* Start Data section *

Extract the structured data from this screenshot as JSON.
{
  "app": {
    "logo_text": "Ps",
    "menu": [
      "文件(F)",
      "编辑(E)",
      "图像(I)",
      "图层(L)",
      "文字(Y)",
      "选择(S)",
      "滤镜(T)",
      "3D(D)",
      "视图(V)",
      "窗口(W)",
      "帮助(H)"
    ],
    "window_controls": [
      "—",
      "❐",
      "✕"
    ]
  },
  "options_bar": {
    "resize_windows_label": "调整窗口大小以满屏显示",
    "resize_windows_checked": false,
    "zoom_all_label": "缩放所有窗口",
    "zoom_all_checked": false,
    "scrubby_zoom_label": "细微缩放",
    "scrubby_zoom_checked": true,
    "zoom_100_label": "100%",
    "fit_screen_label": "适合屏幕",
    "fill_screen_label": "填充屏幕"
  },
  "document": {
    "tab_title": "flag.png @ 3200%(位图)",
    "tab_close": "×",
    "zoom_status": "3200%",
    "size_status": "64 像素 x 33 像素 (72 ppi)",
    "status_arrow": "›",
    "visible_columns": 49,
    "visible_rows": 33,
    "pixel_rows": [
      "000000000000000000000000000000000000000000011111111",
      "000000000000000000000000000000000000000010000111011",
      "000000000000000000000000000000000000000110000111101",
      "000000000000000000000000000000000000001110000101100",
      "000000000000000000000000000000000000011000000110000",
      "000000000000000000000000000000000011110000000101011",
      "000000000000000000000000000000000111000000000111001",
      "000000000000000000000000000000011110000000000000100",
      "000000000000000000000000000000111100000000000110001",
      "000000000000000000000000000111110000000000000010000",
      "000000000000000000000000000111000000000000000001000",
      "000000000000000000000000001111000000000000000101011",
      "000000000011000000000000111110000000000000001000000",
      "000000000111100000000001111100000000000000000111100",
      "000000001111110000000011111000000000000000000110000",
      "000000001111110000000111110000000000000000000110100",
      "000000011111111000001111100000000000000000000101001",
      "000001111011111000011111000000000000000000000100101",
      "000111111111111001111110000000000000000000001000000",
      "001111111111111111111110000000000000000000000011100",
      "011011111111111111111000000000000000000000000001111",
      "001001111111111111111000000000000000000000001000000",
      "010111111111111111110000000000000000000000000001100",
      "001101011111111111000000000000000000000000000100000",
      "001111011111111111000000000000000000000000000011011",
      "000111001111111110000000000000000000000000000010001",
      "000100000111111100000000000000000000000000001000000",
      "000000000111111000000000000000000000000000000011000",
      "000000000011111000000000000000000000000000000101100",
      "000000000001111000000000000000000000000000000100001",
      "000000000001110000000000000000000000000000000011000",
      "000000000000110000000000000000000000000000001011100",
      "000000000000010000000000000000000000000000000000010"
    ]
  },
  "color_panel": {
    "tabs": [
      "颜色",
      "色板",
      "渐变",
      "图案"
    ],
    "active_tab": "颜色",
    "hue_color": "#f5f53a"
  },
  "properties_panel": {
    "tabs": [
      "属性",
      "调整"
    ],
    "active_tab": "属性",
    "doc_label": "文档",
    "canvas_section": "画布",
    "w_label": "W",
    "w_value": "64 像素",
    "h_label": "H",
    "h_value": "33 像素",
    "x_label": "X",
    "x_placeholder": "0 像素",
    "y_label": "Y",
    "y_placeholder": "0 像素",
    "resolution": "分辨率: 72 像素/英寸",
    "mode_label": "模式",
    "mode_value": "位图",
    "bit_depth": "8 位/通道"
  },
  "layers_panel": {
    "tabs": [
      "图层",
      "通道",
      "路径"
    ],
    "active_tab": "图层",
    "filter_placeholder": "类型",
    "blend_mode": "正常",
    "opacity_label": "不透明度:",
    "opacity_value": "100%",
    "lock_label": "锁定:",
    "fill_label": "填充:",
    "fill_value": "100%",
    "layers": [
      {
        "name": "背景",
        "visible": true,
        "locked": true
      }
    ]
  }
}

* End Data section *

_Task directions_.
Go through the listing and print each line exactly as it appears.

_Final result_.
Extract the structured data from this screenshot as JSON.
{
  "app": {
    "logo_text": "Ps",
    "menu": [
      "文件(F)",
      "编辑(E)",
      "图像(I)",
      "图层(L)",
      "文字(Y)",
      "选择(S)",
      "滤镜(T)",
      "3D(D)",
      "视图(V)",
      "窗口(W)",
      "帮助(H)"
    ],
    "window_controls": [
      "—",
      "❐",
      "✕"
    ]
  },
  "options_bar": {
    "resize_windows_label": "调整窗口大小以满屏显示",
    "resize_windows_checked": false,
    "zoom_all_label": "缩放所有窗口",
    "zoom_all_checked": false,
    "scrubby_zoom_label": "细微缩放",
    "scrubby_zoom_checked": true,
    "zoom_100_label": "100%",
    "fit_screen_label": "适合屏幕",
    "fill_screen_label": "填充屏幕"
  },
  "document": {
    "tab_title": "flag.png @ 3200%(位图)",
    "tab_close": "×",
    "zoom_status": "3200%",
    "size_status": "64 像素 x 33 像素 (72 ppi)",
    "status_arrow": "›",
    "visible_columns": 49,
    "visible_rows": 33,
    "pixel_rows": [
      "000000000000000000000000000000000000000000011111111",
      "000000000000000000000000000000000000000010000111011",
      "000000000000000000000000000000000000000110000111101",
      "000000000000000000000000000000000000001110000101100",
      "000000000000000000000000000000000000011000000110000",
      "000000000000000000000000000000000011110000000101011",
      "000000000000000000000000000000000111000000000111001",
      "000000000000000000000000000000011110000000000000100",
      "000000000000000000000000000000111100000000000110001",
      "000000000000000000000000000111110000000000000010000",
      "000000000000000000000000000111000000000000000001000",
      "000000000000000000000000001111000000000000000101011",
      "000000000011000000000000111110000000000000001000000",
      "000000000111100000000001111100000000000000000111100",
      "000000001111110000000011111000000000000000000110000",
      "000000001111110000000111110000000000000000000110100",
      "000000011111111000001111100000000000000000000101001",
      "000001111011111000011111000000000000000000000100101",
      "000111111111111001111110000000000000000000001000000",
      "001111111111111111111110000000000000000000000011100",
      "011011111111111111111000000000000000000000000001111",
      "001001111111111111111000000000000000000000001000000",
      "010111111111111111110000000000000000000000000001100",
      "001101011111111111000000000000000000000000000100000",
      "001111011111111111000000000000000000000000000011011",
      "000111001111111110000000000000000000000000000010001",
      "000100000111111100000000000000000000000000001000000",
      "000000000111111000000000000000000000000000000011000",
      "000000000011111000000000000000000000000000000101100",
      "000000000001111000000000000000000000000000000100001",
      "000000000001110000000000000000000000000000000011000",
      "000000000000110000000000000000000000000000001011100",
      "000000000000010000000000000000000000000000000000010"
    ]
  },
  "color_panel": {
    "tabs": [
      "颜色",
      "色板",
      "渐变",
      "图案"
    ],
    "active_tab": "颜色",
    "hue_color": "#f5f53a"
  },
  "properties_panel": {
    "tabs": [
      "属性",
      "调整"
    ],
    "active_tab": "属性",
    "doc_label": "文档",
    "canvas_section": "画布",
    "w_label": "W",
    "w_value": "64 像素",
    "h_label": "H",
    "h_value": "33 像素",
    "x_label": "X",
    "x_placeholder": "0 像素",
    "y_label": "Y",
    "y_placeholder": "0 像素",
    "resolution": "分辨率: 72 像素/英寸",
    "mode_label": "模式",
    "mode_value": "位图",
    "bit_depth": "8 位/通道"
  },
  "layers_panel": {
    "tabs": [
      "图层",
      "通道",
      "路径"
    ],
    "active_tab": "图层",
    "filter_placeholder": "类型",
    "blend_mode": "正常",
    "opacity_label": "不透明度:",
    "opacity_value": "100%",
    "lock_label": "锁定:",
    "fill_label": "填充:",
    "fill_value": "100%",
    "layers": [
      {
        "name": "背景",
        "visible": true,
        "locked": true
      }
    ]
  }
}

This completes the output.